--- start Source material ---

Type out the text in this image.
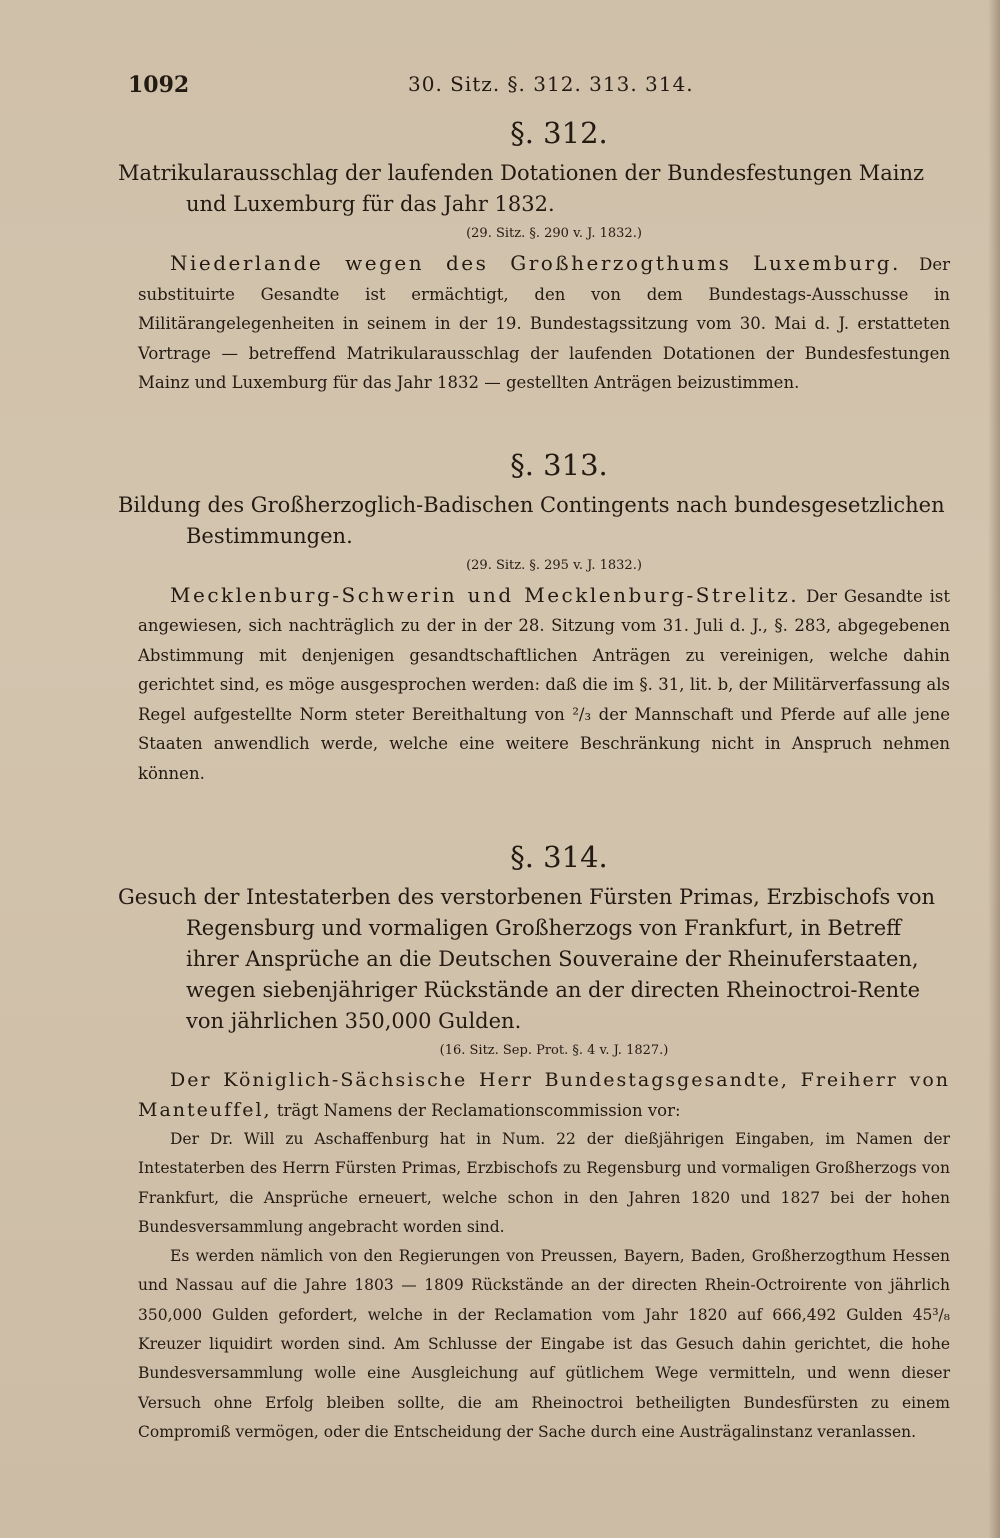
1092	30. Sitz. §. 312. 313. 314.
§. 312.

Matrikularausschlag der laufenden Dotationen der Bundesfestungen Mainz und Luxemburg für das Jahr 1832.

(29. Sitz. §. 290 v. J. 1832.)

Niederlande wegen des Großherzogthums Luxemburg. Der substituirte Gesandte ist ermächtigt, den von dem Bundestags-Ausschusse in Militärangelegenheiten in seinem in der 19. Bundestagssitzung vom 30. Mai d. J. erstatteten Vortrage — betreffend Matrikularausschlag der laufenden Dotationen der Bundesfestungen Mainz und Luxemburg für das Jahr 1832 — gestellten Anträgen beizustimmen.

§. 313.

Bildung des Großherzoglich-Badischen Contingents nach bundesgesetzlichen Bestimmungen.

(29. Sitz. §. 295 v. J. 1832.)

Mecklenburg-Schwerin und Mecklenburg-Strelitz. Der Gesandte ist angewiesen, sich nachträglich zu der in der 28. Sitzung vom 31. Juli d. J., §. 283, abgegebenen Abstimmung mit denjenigen gesandtschaftlichen Anträgen zu vereinigen, welche dahin gerichtet sind, es möge ausgesprochen werden: daß die im §. 31, lit. b, der Militärverfassung als Regel aufgestellte Norm steter Bereithaltung von ²/₃ der Mannschaft und Pferde auf alle jene Staaten anwendlich werde, welche eine weitere Beschränkung nicht in Anspruch nehmen können.

§. 314.

Gesuch der Intestaterben des verstorbenen Fürsten Primas, Erzbischofs von Regensburg und vormaligen Großherzogs von Frankfurt, in Betreff ihrer Ansprüche an die Deutschen Souveraine der Rheinuferstaaten, wegen siebenjähriger Rückstände an der directen Rheinoctroi-Rente von jährlichen 350,000 Gulden.

(16. Sitz. Sep. Prot. §. 4 v. J. 1827.)

Der Königlich-Sächsische Herr Bundestagsgesandte, Freiherr von Manteuffel, trägt Namens der Reclamationscommission vor:

Der Dr. Will zu Aschaffenburg hat in Num. 22 der dießjährigen Eingaben, im Namen der Intestaterben des Herrn Fürsten Primas, Erzbischofs zu Regensburg und vormaligen Großherzogs von Frankfurt, die Ansprüche erneuert, welche schon in den Jahren 1820 und 1827 bei der hohen Bundesversammlung angebracht worden sind.

Es werden nämlich von den Regierungen von Preussen, Bayern, Baden, Großherzogthum Hessen und Nassau auf die Jahre 1803 — 1809 Rückstände an der directen Rhein-Octroirente von jährlich 350,000 Gulden gefordert, welche in der Reclamation vom Jahr 1820 auf 666,492 Gulden 45³/₈ Kreuzer liquidirt worden sind. Am Schlusse der Eingabe ist das Gesuch dahin gerichtet, die hohe Bundesversammlung wolle eine Ausgleichung auf gütlichem Wege vermitteln, und wenn dieser Versuch ohne Erfolg bleiben sollte, die am Rheinoctroi betheiligten Bundesfürsten zu einem Compromiß vermögen, oder die Entscheidung der Sache durch eine Austrägalinstanz veranlassen.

--- end Source material ---

Task instructions ▸ Write the material out again exactly as it appears, dropping the pictures.

Problem solution ▸
Type out the text in this image.
1092	30. Sitz. §. 312. 313. 314.
§. 312.

Matrikularausschlag der laufenden Dotationen der Bundesfestungen Mainz und Luxemburg für das Jahr 1832.

(29. Sitz. §. 290 v. J. 1832.)

Niederlande wegen des Großherzogthums Luxemburg. Der substituirte Gesandte ist ermächtigt, den von dem Bundestags-Ausschusse in Militärangelegenheiten in seinem in der 19. Bundestagssitzung vom 30. Mai d. J. erstatteten Vortrage — betreffend Matrikularausschlag der laufenden Dotationen der Bundesfestungen Mainz und Luxemburg für das Jahr 1832 — gestellten Anträgen beizustimmen.

§. 313.

Bildung des Großherzoglich-Badischen Contingents nach bundesgesetzlichen Bestimmungen.

(29. Sitz. §. 295 v. J. 1832.)

Mecklenburg-Schwerin und Mecklenburg-Strelitz. Der Gesandte ist angewiesen, sich nachträglich zu der in der 28. Sitzung vom 31. Juli d. J., §. 283, abgegebenen Abstimmung mit denjenigen gesandtschaftlichen Anträgen zu vereinigen, welche dahin gerichtet sind, es möge ausgesprochen werden: daß die im §. 31, lit. b, der Militärverfassung als Regel aufgestellte Norm steter Bereithaltung von ²/₃ der Mannschaft und Pferde auf alle jene Staaten anwendlich werde, welche eine weitere Beschränkung nicht in Anspruch nehmen können.

§. 314.

Gesuch der Intestaterben des verstorbenen Fürsten Primas, Erzbischofs von Regensburg und vormaligen Großherzogs von Frankfurt, in Betreff ihrer Ansprüche an die Deutschen Souveraine der Rheinuferstaaten, wegen siebenjähriger Rückstände an der directen Rheinoctroi-Rente von jährlichen 350,000 Gulden.

(16. Sitz. Sep. Prot. §. 4 v. J. 1827.)

Der Königlich-Sächsische Herr Bundestagsgesandte, Freiherr von Manteuffel, trägt Namens der Reclamationscommission vor:

Der Dr. Will zu Aschaffenburg hat in Num. 22 der dießjährigen Eingaben, im Namen der Intestaterben des Herrn Fürsten Primas, Erzbischofs zu Regensburg und vormaligen Großherzogs von Frankfurt, die Ansprüche erneuert, welche schon in den Jahren 1820 und 1827 bei der hohen Bundesversammlung angebracht worden sind.

Es werden nämlich von den Regierungen von Preussen, Bayern, Baden, Großherzogthum Hessen und Nassau auf die Jahre 1803 — 1809 Rückstände an der directen Rhein-Octroirente von jährlich 350,000 Gulden gefordert, welche in der Reclamation vom Jahr 1820 auf 666,492 Gulden 45³/₈ Kreuzer liquidirt worden sind. Am Schlusse der Eingabe ist das Gesuch dahin gerichtet, die hohe Bundesversammlung wolle eine Ausgleichung auf gütlichem Wege vermitteln, und wenn dieser Versuch ohne Erfolg bleiben sollte, die am Rheinoctroi betheiligten Bundesfürsten zu einem Compromiß vermögen, oder die Entscheidung der Sache durch eine Austrägalinstanz veranlassen.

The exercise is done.